__DIRECTIONS FOR THIS TASK__
All of the data should be repeated exactly; pictures are not part of the copy.

------------------------------------------------------------

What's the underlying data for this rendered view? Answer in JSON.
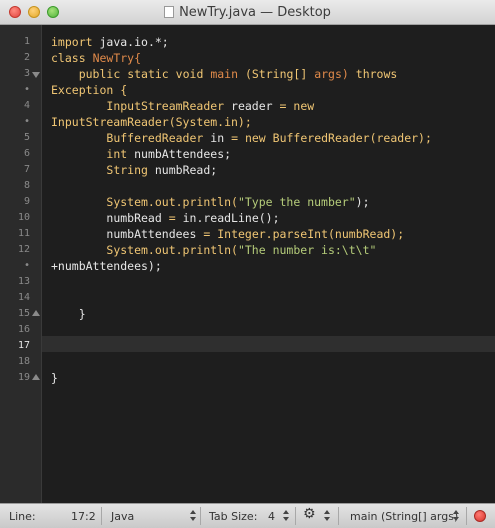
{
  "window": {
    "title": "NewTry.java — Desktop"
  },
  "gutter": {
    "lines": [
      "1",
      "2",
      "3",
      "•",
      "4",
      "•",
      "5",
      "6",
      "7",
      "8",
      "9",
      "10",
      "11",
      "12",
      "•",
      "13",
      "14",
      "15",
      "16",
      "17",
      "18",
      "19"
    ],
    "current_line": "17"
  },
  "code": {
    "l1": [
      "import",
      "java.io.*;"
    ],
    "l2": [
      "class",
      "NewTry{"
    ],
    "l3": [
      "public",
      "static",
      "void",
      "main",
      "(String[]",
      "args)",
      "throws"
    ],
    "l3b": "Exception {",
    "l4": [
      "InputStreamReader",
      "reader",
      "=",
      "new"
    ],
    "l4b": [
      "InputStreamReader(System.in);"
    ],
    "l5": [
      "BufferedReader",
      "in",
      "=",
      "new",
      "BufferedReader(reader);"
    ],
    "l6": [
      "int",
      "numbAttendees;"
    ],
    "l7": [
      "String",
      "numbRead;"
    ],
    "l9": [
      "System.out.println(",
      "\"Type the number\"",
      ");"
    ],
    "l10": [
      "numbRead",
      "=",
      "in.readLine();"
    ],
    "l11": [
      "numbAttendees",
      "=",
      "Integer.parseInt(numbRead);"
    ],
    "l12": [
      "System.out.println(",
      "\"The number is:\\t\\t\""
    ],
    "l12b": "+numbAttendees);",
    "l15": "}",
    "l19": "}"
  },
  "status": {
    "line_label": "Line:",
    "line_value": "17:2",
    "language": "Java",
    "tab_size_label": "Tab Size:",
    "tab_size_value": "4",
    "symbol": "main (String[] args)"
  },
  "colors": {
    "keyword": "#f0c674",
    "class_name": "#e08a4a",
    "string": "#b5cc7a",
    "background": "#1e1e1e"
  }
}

------------------------------------------------------------

__TASK SOLUTION__
What's the underlying data for this rendered view? Answer in JSON.
{
  "window": {
    "title": "NewTry.java — Desktop"
  },
  "gutter": {
    "lines": [
      "1",
      "2",
      "3",
      "•",
      "4",
      "•",
      "5",
      "6",
      "7",
      "8",
      "9",
      "10",
      "11",
      "12",
      "•",
      "13",
      "14",
      "15",
      "16",
      "17",
      "18",
      "19"
    ],
    "current_line": "17"
  },
  "code": {
    "l1": [
      "import",
      "java.io.*;"
    ],
    "l2": [
      "class",
      "NewTry{"
    ],
    "l3": [
      "public",
      "static",
      "void",
      "main",
      "(String[]",
      "args)",
      "throws"
    ],
    "l3b": "Exception {",
    "l4": [
      "InputStreamReader",
      "reader",
      "=",
      "new"
    ],
    "l4b": [
      "InputStreamReader(System.in);"
    ],
    "l5": [
      "BufferedReader",
      "in",
      "=",
      "new",
      "BufferedReader(reader);"
    ],
    "l6": [
      "int",
      "numbAttendees;"
    ],
    "l7": [
      "String",
      "numbRead;"
    ],
    "l9": [
      "System.out.println(",
      "\"Type the number\"",
      ");"
    ],
    "l10": [
      "numbRead",
      "=",
      "in.readLine();"
    ],
    "l11": [
      "numbAttendees",
      "=",
      "Integer.parseInt(numbRead);"
    ],
    "l12": [
      "System.out.println(",
      "\"The number is:\\t\\t\""
    ],
    "l12b": "+numbAttendees);",
    "l15": "}",
    "l19": "}"
  },
  "status": {
    "line_label": "Line:",
    "line_value": "17:2",
    "language": "Java",
    "tab_size_label": "Tab Size:",
    "tab_size_value": "4",
    "symbol": "main (String[] args)"
  },
  "colors": {
    "keyword": "#f0c674",
    "class_name": "#e08a4a",
    "string": "#b5cc7a",
    "background": "#1e1e1e"
  }
}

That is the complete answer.